Short task =
Send back the records in full, character for character.

------------------------------------

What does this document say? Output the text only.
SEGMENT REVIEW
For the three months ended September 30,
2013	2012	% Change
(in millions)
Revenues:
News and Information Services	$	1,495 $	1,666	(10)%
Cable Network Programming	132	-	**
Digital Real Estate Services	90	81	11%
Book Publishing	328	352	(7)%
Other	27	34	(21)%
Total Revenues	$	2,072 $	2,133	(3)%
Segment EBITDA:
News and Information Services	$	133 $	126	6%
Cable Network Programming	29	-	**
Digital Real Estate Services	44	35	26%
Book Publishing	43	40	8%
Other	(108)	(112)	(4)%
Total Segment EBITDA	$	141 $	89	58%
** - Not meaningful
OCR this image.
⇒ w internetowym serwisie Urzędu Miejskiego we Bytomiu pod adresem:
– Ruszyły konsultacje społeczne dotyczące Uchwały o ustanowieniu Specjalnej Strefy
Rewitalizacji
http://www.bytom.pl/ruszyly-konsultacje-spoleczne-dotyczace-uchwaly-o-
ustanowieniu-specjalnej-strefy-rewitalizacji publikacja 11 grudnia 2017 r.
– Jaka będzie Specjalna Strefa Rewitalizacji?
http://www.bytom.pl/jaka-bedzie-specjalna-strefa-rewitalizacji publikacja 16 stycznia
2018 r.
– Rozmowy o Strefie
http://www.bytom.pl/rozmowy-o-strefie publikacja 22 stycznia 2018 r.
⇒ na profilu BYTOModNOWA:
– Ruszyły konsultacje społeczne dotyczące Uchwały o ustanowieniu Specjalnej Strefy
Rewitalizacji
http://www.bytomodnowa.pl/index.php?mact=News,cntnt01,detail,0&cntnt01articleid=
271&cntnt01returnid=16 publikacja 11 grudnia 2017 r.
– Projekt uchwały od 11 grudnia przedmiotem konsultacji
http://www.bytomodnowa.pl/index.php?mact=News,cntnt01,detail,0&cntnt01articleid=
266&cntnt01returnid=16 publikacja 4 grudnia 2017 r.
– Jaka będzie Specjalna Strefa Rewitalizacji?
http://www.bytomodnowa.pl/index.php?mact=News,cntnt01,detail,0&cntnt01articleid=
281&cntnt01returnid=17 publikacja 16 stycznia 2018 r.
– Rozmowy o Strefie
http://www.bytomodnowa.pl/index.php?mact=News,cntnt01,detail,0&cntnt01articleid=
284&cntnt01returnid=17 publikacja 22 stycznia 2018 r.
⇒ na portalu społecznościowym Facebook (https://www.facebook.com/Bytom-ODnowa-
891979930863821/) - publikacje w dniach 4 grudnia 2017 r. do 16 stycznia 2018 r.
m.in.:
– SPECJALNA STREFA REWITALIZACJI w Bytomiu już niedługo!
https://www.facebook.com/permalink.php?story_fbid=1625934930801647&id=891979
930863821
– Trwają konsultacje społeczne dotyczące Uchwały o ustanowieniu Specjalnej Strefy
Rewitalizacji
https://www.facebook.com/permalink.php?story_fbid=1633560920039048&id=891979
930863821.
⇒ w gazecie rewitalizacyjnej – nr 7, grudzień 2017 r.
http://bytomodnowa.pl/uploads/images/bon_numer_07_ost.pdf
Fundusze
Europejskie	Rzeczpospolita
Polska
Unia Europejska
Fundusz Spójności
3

------------------------------------

Reply =
What does this document say? Output the text only.
SEGMENT REVIEW
For the three months ended September 30,
2013	2012	% Change
(in millions)
Revenues:
News and Information Services	$	1,495 $	1,666	(10)%
Cable Network Programming	132	-	**
Digital Real Estate Services	90	81	11%
Book Publishing	328	352	(7)%
Other	27	34	(21)%
Total Revenues	$	2,072 $	2,133	(3)%
Segment EBITDA:
News and Information Services	$	133 $	126	6%
Cable Network Programming	29	-	**
Digital Real Estate Services	44	35	26%
Book Publishing	43	40	8%
Other	(108)	(112)	(4)%
Total Segment EBITDA	$	141 $	89	58%
** - Not meaningful
OCR this image.
⇒ w internetowym serwisie Urzędu Miejskiego we Bytomiu pod adresem:
– Ruszyły konsultacje społeczne dotyczące Uchwały o ustanowieniu Specjalnej Strefy
Rewitalizacji
http://www.bytom.pl/ruszyly-konsultacje-spoleczne-dotyczace-uchwaly-o-
ustanowieniu-specjalnej-strefy-rewitalizacji publikacja 11 grudnia 2017 r.
– Jaka będzie Specjalna Strefa Rewitalizacji?
http://www.bytom.pl/jaka-bedzie-specjalna-strefa-rewitalizacji publikacja 16 stycznia
2018 r.
– Rozmowy o Strefie
http://www.bytom.pl/rozmowy-o-strefie publikacja 22 stycznia 2018 r.
⇒ na profilu BYTOModNOWA:
– Ruszyły konsultacje społeczne dotyczące Uchwały o ustanowieniu Specjalnej Strefy
Rewitalizacji
http://www.bytomodnowa.pl/index.php?mact=News,cntnt01,detail,0&cntnt01articleid=
271&cntnt01returnid=16 publikacja 11 grudnia 2017 r.
– Projekt uchwały od 11 grudnia przedmiotem konsultacji
http://www.bytomodnowa.pl/index.php?mact=News,cntnt01,detail,0&cntnt01articleid=
266&cntnt01returnid=16 publikacja 4 grudnia 2017 r.
– Jaka będzie Specjalna Strefa Rewitalizacji?
http://www.bytomodnowa.pl/index.php?mact=News,cntnt01,detail,0&cntnt01articleid=
281&cntnt01returnid=17 publikacja 16 stycznia 2018 r.
– Rozmowy o Strefie
http://www.bytomodnowa.pl/index.php?mact=News,cntnt01,detail,0&cntnt01articleid=
284&cntnt01returnid=17 publikacja 22 stycznia 2018 r.
⇒ na portalu społecznościowym Facebook (https://www.facebook.com/Bytom-ODnowa-
891979930863821/) - publikacje w dniach 4 grudnia 2017 r. do 16 stycznia 2018 r.
m.in.:
– SPECJALNA STREFA REWITALIZACJI w Bytomiu już niedługo!
https://www.facebook.com/permalink.php?story_fbid=1625934930801647&id=891979
930863821
– Trwają konsultacje społeczne dotyczące Uchwały o ustanowieniu Specjalnej Strefy
Rewitalizacji
https://www.facebook.com/permalink.php?story_fbid=1633560920039048&id=891979
930863821.
⇒ w gazecie rewitalizacyjnej – nr 7, grudzień 2017 r.
http://bytomodnowa.pl/uploads/images/bon_numer_07_ost.pdf
Fundusze
Europejskie	Rzeczpospolita
Polska
Unia Europejska
Fundusz Spójności
3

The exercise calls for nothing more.